Copy out the entries in full and with complete accuracy; pictures are excluded.

┌─ Material provided

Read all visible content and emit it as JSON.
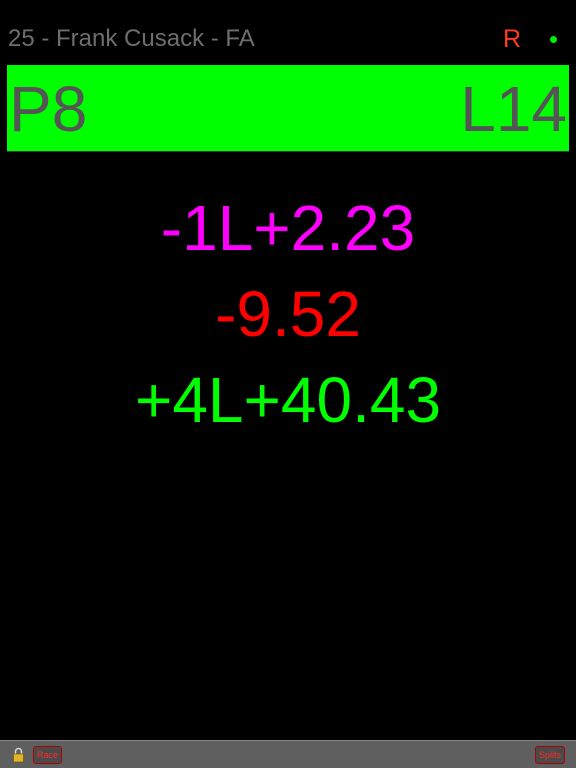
{
  "header": {
    "driver_title": "25 - Frank Cusack - FA",
    "status_letter": "R",
    "status_letter_color": "#ff3b1f",
    "status_dot_color": "#00ee00",
    "lock_icon": "lock-icon"
  },
  "position_bar": {
    "position": "P8",
    "lap": "L14",
    "background_color": "#00ff00"
  },
  "gaps": {
    "ahead": "-1L+2.23",
    "delta": "-9.52",
    "behind": "+4L+40.43",
    "colors": {
      "ahead": "#ff00ff",
      "delta": "#ff0000",
      "behind": "#00ff00"
    }
  },
  "footer": {
    "race_label": "Race",
    "splits_label": "Splits"
  }
}
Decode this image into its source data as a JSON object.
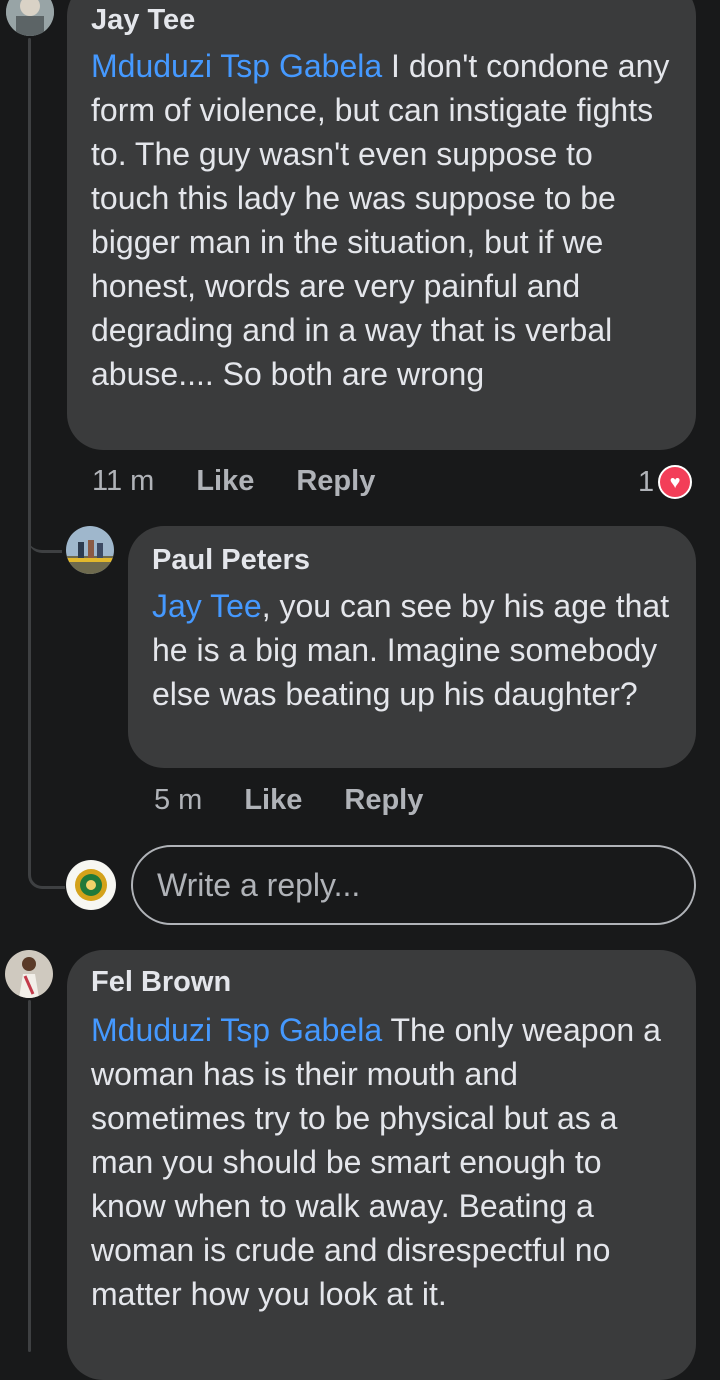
{
  "comments": [
    {
      "author": "Jay Tee",
      "mention": "Mduduzi Tsp Gabela",
      "body": " I don't condone any form of violence, but can instigate fights to. The guy wasn't even suppose to touch this lady he was suppose to be bigger man in the situation, but if we honest, words are very painful and degrading and in a way that is verbal abuse.... So both are wrong",
      "time": "11 m",
      "like_label": "Like",
      "reply_label": "Reply",
      "reaction_count": "1",
      "reaction_icon": "heart-icon"
    },
    {
      "author": "Paul Peters",
      "mention": "Jay Tee",
      "body": ", you can see by his age that he is a big man. Imagine somebody else was beating up his daughter?",
      "time": "5 m",
      "like_label": "Like",
      "reply_label": "Reply"
    },
    {
      "author": "Fel Brown",
      "mention": "Mduduzi Tsp Gabela",
      "body": " The only weapon a woman has is their mouth and sometimes try to be physical but as a man you should be smart enough to know when to walk away. Beating a woman is crude and disrespectful no matter how you look at it."
    }
  ],
  "reply_input": {
    "placeholder": "Write a reply..."
  },
  "colors": {
    "background": "#18191a",
    "bubble": "#3a3b3c",
    "mention": "#4599ff",
    "meta_text": "#b0b3b8",
    "heart": "#f33e58"
  }
}
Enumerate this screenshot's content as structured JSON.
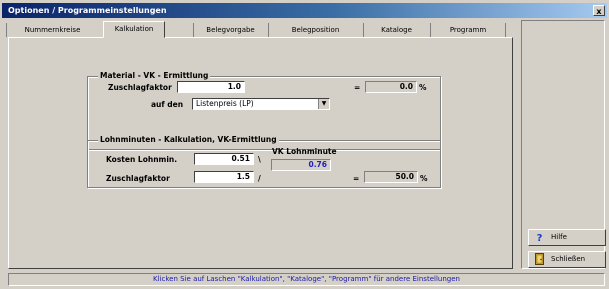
{
  "window": {
    "title": "Optionen / Programmeinstellungen",
    "close_glyph": "x"
  },
  "tabs": [
    {
      "label": "Nummernkreise"
    },
    {
      "label": "Kalkulation",
      "active": true
    },
    {
      "label": "Belegvorgabe"
    },
    {
      "label": "Belegposition"
    },
    {
      "label": "Kataloge"
    },
    {
      "label": "Programm"
    }
  ],
  "material_group": {
    "title": "Material - VK - Ermittlung",
    "zuschlag_label": "Zuschlagfaktor",
    "zuschlag_value": "1.0",
    "eq_sign": "=",
    "percent_value": "0.0",
    "percent_unit": "%",
    "basis_label": "auf den",
    "basis_value": "Listenpreis (LP)"
  },
  "lohn_group": {
    "title": "Lohnminuten - Kalkulation, VK-Ermittlung",
    "kosten_label": "Kosten Lohnmin.",
    "kosten_value": "0.51",
    "kosten_unit": "\\",
    "vk_lohnminute_label": "VK Lohnminute",
    "vk_lohnminute_value": "0.76",
    "zuschlag_label": "Zuschlagfaktor",
    "zuschlag_value": "1.5",
    "zuschlag_sep": "/",
    "eq_sign": "=",
    "percent_value": "50.0",
    "percent_unit": "%"
  },
  "buttons": {
    "help_label": "Hilfe",
    "help_icon": "question-icon",
    "close_label": "Schließen",
    "close_icon": "exit-door-icon"
  },
  "status": {
    "text": "Klicken Sie auf Laschen \"Kalkulation\", \"Kataloge\", \"Programm\" für andere Einstellungen"
  },
  "colors": {
    "titlebar_start": "#0a246a",
    "titlebar_end": "#a6caf0",
    "status_text": "#1a1aa6",
    "value_blue": "#2020c0"
  }
}
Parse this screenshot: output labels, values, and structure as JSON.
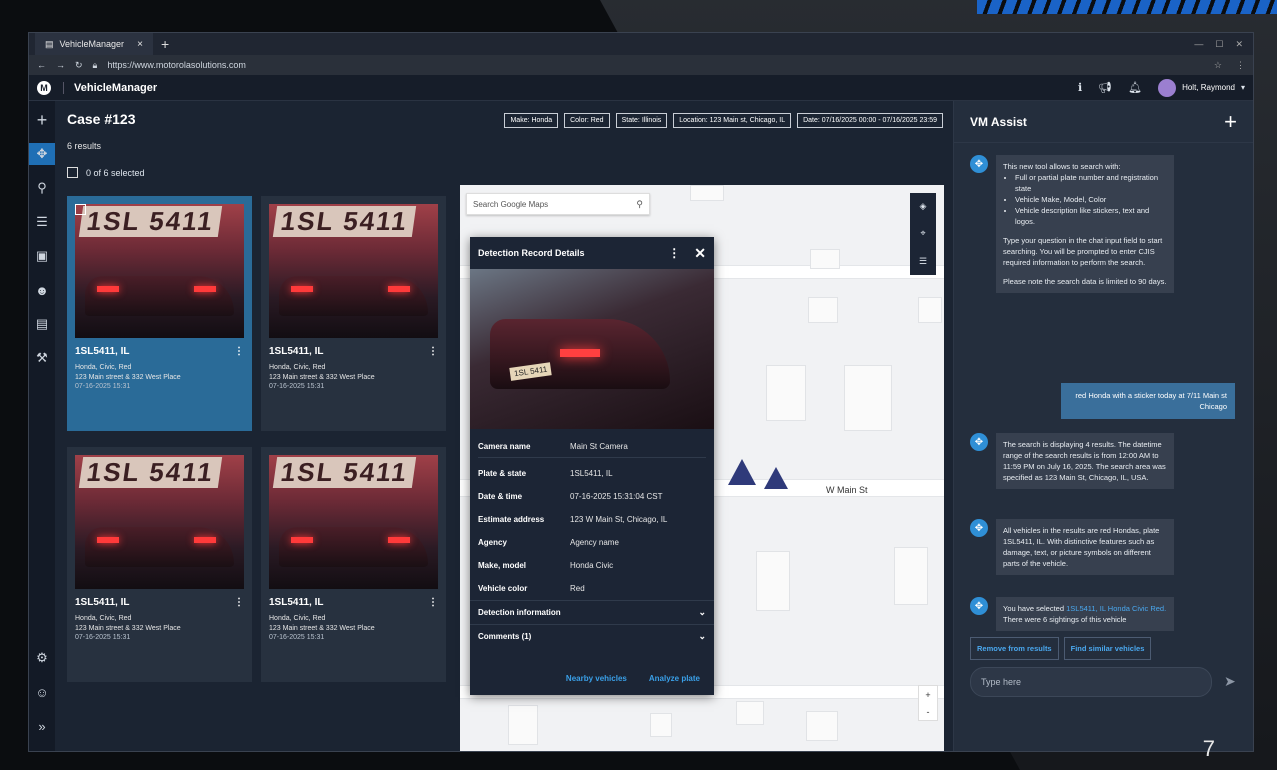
{
  "slide": {
    "number": "7"
  },
  "browser": {
    "tab_title": "VehicleManager",
    "tab_close": "×",
    "new_tab": "+",
    "url": "https://www.motorolasolutions.com",
    "window_controls": [
      "—",
      "☐",
      "✕"
    ]
  },
  "app": {
    "logo": "M",
    "name": "VehicleManager",
    "user": "Holt, Raymond"
  },
  "nav": {
    "icons": [
      "plus-icon",
      "locate-icon",
      "search-icon",
      "list-icon",
      "monitor-icon",
      "people-icon",
      "document-search-icon",
      "hammer-icon",
      "settings-icon",
      "support-icon",
      "expand-icon"
    ]
  },
  "results": {
    "case_title": "Case #123",
    "count": "6 results",
    "selected": "0 of 6 selected",
    "cards": [
      {
        "plate_img": "1SL 5411",
        "plate": "1SL5411, IL",
        "desc": "Honda, Civic, Red",
        "address": "123 Main street & 332 West Place",
        "date": "07-16-2025  15:31",
        "selected": true
      },
      {
        "plate_img": "1SL 5411",
        "plate": "1SL5411, IL",
        "desc": "Honda, Civic, Red",
        "address": "123 Main street & 332 West Place",
        "date": "07-16-2025  15:31",
        "selected": false
      },
      {
        "plate_img": "1SL 5411",
        "plate": "1SL5411, IL",
        "desc": "Honda, Civic, Red",
        "address": "123 Main street & 332 West Place",
        "date": "07-16-2025  15:31",
        "selected": false
      },
      {
        "plate_img": "1SL 5411",
        "plate": "1SL5411, IL",
        "desc": "Honda, Civic, Red",
        "address": "123 Main street & 332 West Place",
        "date": "07-16-2025  15:31",
        "selected": false
      }
    ]
  },
  "filters": [
    "Make: Honda",
    "Color: Red",
    "State: Illinois",
    "Location: 123 Main st, Chicago, IL",
    "Date: 07/16/2025 00:00 - 07/16/2025 23:59"
  ],
  "map": {
    "search_placeholder": "Search Google Maps",
    "street": "W Main St",
    "zoom_in": "+",
    "zoom_out": "-"
  },
  "detail": {
    "title": "Detection Record Details",
    "photo_plate": "1SL 5411",
    "rows": [
      {
        "k": "Camera name",
        "v": "Main St Camera"
      },
      {
        "k": "Plate & state",
        "v": "1SL5411, IL"
      },
      {
        "k": "Date & time",
        "v": "07-16-2025    15:31:04 CST"
      },
      {
        "k": "Estimate address",
        "v": "123 W Main St, Chicago, IL"
      },
      {
        "k": "Agency",
        "v": "Agency name"
      },
      {
        "k": "Make, model",
        "v": "Honda Civic"
      },
      {
        "k": "Vehicle color",
        "v": "Red"
      }
    ],
    "section1": "Detection information",
    "section2": "Comments (1)",
    "action1": "Nearby vehicles",
    "action2": "Analyze plate"
  },
  "assist": {
    "title": "VM Assist",
    "msg1_intro": "This new tool allows to search with:",
    "msg1_items": [
      "Full or partial plate number and registration state",
      "Vehicle Make, Model, Color",
      "Vehicle description like stickers,  text and logos."
    ],
    "msg1_p2": "Type your question in the chat input field to start searching. You will be prompted to enter CJIS required information to perform the search.",
    "msg1_p3": "Please note the search data is limited to 90 days.",
    "user_msg": "red Honda with a sticker today at 7/11 Main st Chicago",
    "msg2": "The search is displaying 4 results. The datetime range of the search results is from 12:00 AM to 11:59 PM on July 16, 2025. The search area was specified as 123 Main St, Chicago, IL, USA.",
    "msg3": "All vehicles in the results are red Hondas, plate 1SL5411, IL. With distinctive features such as damage, text, or picture symbols on different parts of the vehicle.",
    "msg4_pre": "You have selected ",
    "msg4_link": "1SL5411, IL Honda Civic Red.",
    "msg4_post": "There were 6 sightings of this vehicle",
    "btn_remove": "Remove from results",
    "btn_similar": "Find similar vehicles",
    "input_placeholder": "Type here"
  },
  "colors": {
    "accent": "#1f6fb5",
    "link": "#4aa8ef",
    "panel": "#1c2535"
  }
}
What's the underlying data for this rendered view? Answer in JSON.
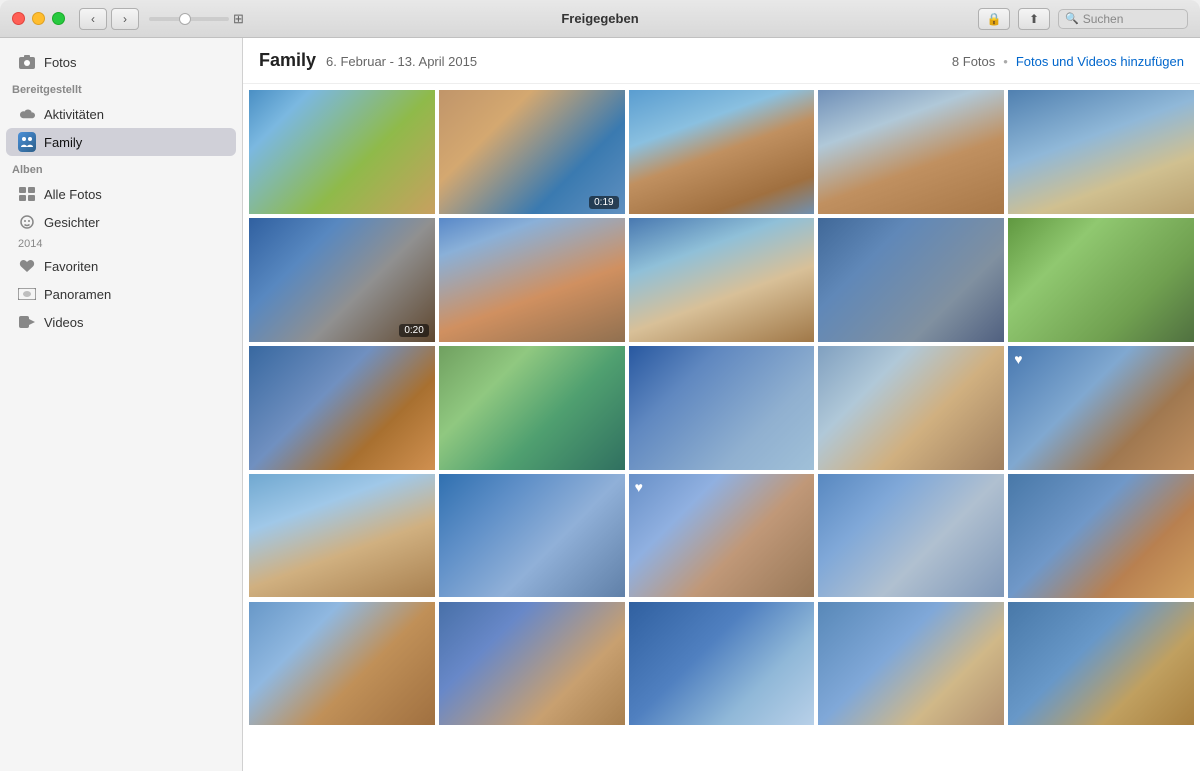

└─

_Exercise output_
Read all visible content and emit it as JSON.
{
  "header": {
    "driver_title": "25 - Frank Cusack - FA",
    "status_letter": "R",
    "status_letter_color": "#ff3b1f",
    "status_dot_color": "#00ee00",
    "lock_icon": "lock-icon"
  },
  "position_bar": {
    "position": "P8",
    "lap": "L14",
    "background_color": "#00ff00"
  },
  "gaps": {
    "ahead": "-1L+2.23",
    "delta": "-9.52",
    "behind": "+4L+40.43",
    "colors": {
      "ahead": "#ff00ff",
      "delta": "#ff0000",
      "behind": "#00ff00"
    }
  },
  "footer": {
    "race_label": "Race",
    "splits_label": "Splits"
  }
}
Decode this image into its source data as a JSON object.
{
  "comments": [
    {
      "author": "Jay Tee",
      "mention": "Mduduzi Tsp Gabela",
      "body": " I don't condone any form of violence, but can instigate fights to. The guy wasn't even suppose to touch this lady he was suppose to be bigger man in the situation, but if we honest, words are very painful and degrading and in a way that is verbal abuse.... So both are wrong",
      "time": "11 m",
      "like_label": "Like",
      "reply_label": "Reply",
      "reaction_count": "1",
      "reaction_icon": "heart-icon"
    },
    {
      "author": "Paul Peters",
      "mention": "Jay Tee",
      "body": ", you can see by his age that he is a big man. Imagine somebody else was beating up his daughter?",
      "time": "5 m",
      "like_label": "Like",
      "reply_label": "Reply"
    },
    {
      "author": "Fel Brown",
      "mention": "Mduduzi Tsp Gabela",
      "body": " The only weapon a woman has is their mouth and sometimes try to be physical but as a man you should be smart enough to know when to walk away. Beating a woman is crude and disrespectful no matter how you look at it."
    }
  ],
  "reply_input": {
    "placeholder": "Write a reply..."
  },
  "colors": {
    "background": "#18191a",
    "bubble": "#3a3b3c",
    "mention": "#4599ff",
    "meta_text": "#b0b3b8",
    "heart": "#f33e58"
  }
}
Enumerate this screenshot's content as structured JSON.
{
  "window": {
    "title": "Optionen / Programmeinstellungen",
    "close_glyph": "x"
  },
  "tabs": [
    {
      "label": "Nummernkreise"
    },
    {
      "label": "Kalkulation",
      "active": true
    },
    {
      "label": "Belegvorgabe"
    },
    {
      "label": "Belegposition"
    },
    {
      "label": "Kataloge"
    },
    {
      "label": "Programm"
    }
  ],
  "material_group": {
    "title": "Material - VK - Ermittlung",
    "zuschlag_label": "Zuschlagfaktor",
    "zuschlag_value": "1.0",
    "eq_sign": "=",
    "percent_value": "0.0",
    "percent_unit": "%",
    "basis_label": "auf den",
    "basis_value": "Listenpreis (LP)"
  },
  "lohn_group": {
    "title": "Lohnminuten - Kalkulation, VK-Ermittlung",
    "kosten_label": "Kosten Lohnmin.",
    "kosten_value": "0.51",
    "kosten_unit": "\\",
    "vk_lohnminute_label": "VK Lohnminute",
    "vk_lohnminute_value": "0.76",
    "zuschlag_label": "Zuschlagfaktor",
    "zuschlag_value": "1.5",
    "zuschlag_sep": "/",
    "eq_sign": "=",
    "percent_value": "50.0",
    "percent_unit": "%"
  },
  "buttons": {
    "help_label": "Hilfe",
    "help_icon": "question-icon",
    "close_label": "Schließen",
    "close_icon": "exit-door-icon"
  },
  "status": {
    "text": "Klicken Sie auf Laschen \"Kalkulation\", \"Kataloge\", \"Programm\" für andere Einstellungen"
  },
  "colors": {
    "titlebar_start": "#0a246a",
    "titlebar_end": "#a6caf0",
    "status_text": "#1a1aa6",
    "value_blue": "#2020c0"
  }
}
Parse this screenshot: output labels, values, and structure as JSON.
{
  "slide": {
    "number": "7"
  },
  "browser": {
    "tab_title": "VehicleManager",
    "tab_close": "×",
    "new_tab": "+",
    "url": "https://www.motorolasolutions.com",
    "window_controls": [
      "—",
      "☐",
      "✕"
    ]
  },
  "app": {
    "logo": "M",
    "name": "VehicleManager",
    "user": "Holt, Raymond"
  },
  "nav": {
    "icons": [
      "plus-icon",
      "locate-icon",
      "search-icon",
      "list-icon",
      "monitor-icon",
      "people-icon",
      "document-search-icon",
      "hammer-icon",
      "settings-icon",
      "support-icon",
      "expand-icon"
    ]
  },
  "results": {
    "case_title": "Case #123",
    "count": "6 results",
    "selected": "0 of 6 selected",
    "cards": [
      {
        "plate_img": "1SL 5411",
        "plate": "1SL5411, IL",
        "desc": "Honda, Civic, Red",
        "address": "123 Main street & 332 West Place",
        "date": "07-16-2025  15:31",
        "selected": true
      },
      {
        "plate_img": "1SL 5411",
        "plate": "1SL5411, IL",
        "desc": "Honda, Civic, Red",
        "address": "123 Main street & 332 West Place",
        "date": "07-16-2025  15:31",
        "selected": false
      },
      {
        "plate_img": "1SL 5411",
        "plate": "1SL5411, IL",
        "desc": "Honda, Civic, Red",
        "address": "123 Main street & 332 West Place",
        "date": "07-16-2025  15:31",
        "selected": false
      },
      {
        "plate_img": "1SL 5411",
        "plate": "1SL5411, IL",
        "desc": "Honda, Civic, Red",
        "address": "123 Main street & 332 West Place",
        "date": "07-16-2025  15:31",
        "selected": false
      }
    ]
  },
  "filters": [
    "Make: Honda",
    "Color: Red",
    "State: Illinois",
    "Location: 123 Main st, Chicago, IL",
    "Date: 07/16/2025 00:00 - 07/16/2025 23:59"
  ],
  "map": {
    "search_placeholder": "Search Google Maps",
    "street": "W Main St",
    "zoom_in": "+",
    "zoom_out": "-"
  },
  "detail": {
    "title": "Detection Record Details",
    "photo_plate": "1SL 5411",
    "rows": [
      {
        "k": "Camera name",
        "v": "Main St Camera"
      },
      {
        "k": "Plate & state",
        "v": "1SL5411, IL"
      },
      {
        "k": "Date & time",
        "v": "07-16-2025    15:31:04 CST"
      },
      {
        "k": "Estimate address",
        "v": "123 W Main St, Chicago, IL"
      },
      {
        "k": "Agency",
        "v": "Agency name"
      },
      {
        "k": "Make, model",
        "v": "Honda Civic"
      },
      {
        "k": "Vehicle color",
        "v": "Red"
      }
    ],
    "section1": "Detection information",
    "section2": "Comments (1)",
    "action1": "Nearby vehicles",
    "action2": "Analyze plate"
  },
  "assist": {
    "title": "VM Assist",
    "msg1_intro": "This new tool allows to search with:",
    "msg1_items": [
      "Full or partial plate number and registration state",
      "Vehicle Make, Model, Color",
      "Vehicle description like stickers,  text and logos."
    ],
    "msg1_p2": "Type your question in the chat input field to start searching. You will be prompted to enter CJIS required information to perform the search.",
    "msg1_p3": "Please note the search data is limited to 90 days.",
    "user_msg": "red Honda with a sticker today at 7/11 Main st Chicago",
    "msg2": "The search is displaying 4 results. The datetime range of the search results is from 12:00 AM to 11:59 PM on July 16, 2025. The search area was specified as 123 Main St, Chicago, IL, USA.",
    "msg3": "All vehicles in the results are red Hondas, plate 1SL5411, IL. With distinctive features such as damage, text, or picture symbols on different parts of the vehicle.",
    "msg4_pre": "You have selected ",
    "msg4_link": "1SL5411, IL Honda Civic Red.",
    "msg4_post": "There were 6 sightings of this vehicle",
    "btn_remove": "Remove from results",
    "btn_similar": "Find similar vehicles",
    "input_placeholder": "Type here"
  },
  "colors": {
    "accent": "#1f6fb5",
    "link": "#4aa8ef",
    "panel": "#1c2535"
  }
}
What's the underlying data for this rendered view? Answer in JSON.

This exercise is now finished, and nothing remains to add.